_LISTED ENTRIES_.
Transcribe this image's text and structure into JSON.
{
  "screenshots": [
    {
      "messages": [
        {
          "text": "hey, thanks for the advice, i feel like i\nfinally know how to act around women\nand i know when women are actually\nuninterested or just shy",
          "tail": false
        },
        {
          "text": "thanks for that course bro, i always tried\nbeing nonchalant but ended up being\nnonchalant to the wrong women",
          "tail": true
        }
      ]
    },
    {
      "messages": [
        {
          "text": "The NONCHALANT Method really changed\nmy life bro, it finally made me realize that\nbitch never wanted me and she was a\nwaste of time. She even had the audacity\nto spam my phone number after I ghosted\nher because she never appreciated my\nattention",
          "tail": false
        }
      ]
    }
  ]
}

_EXERCISE OBJECTIVE_.
State the count of lines that contain the string "thanks". Nothing else is needed.

_WRITTEN RESPONSE_.
2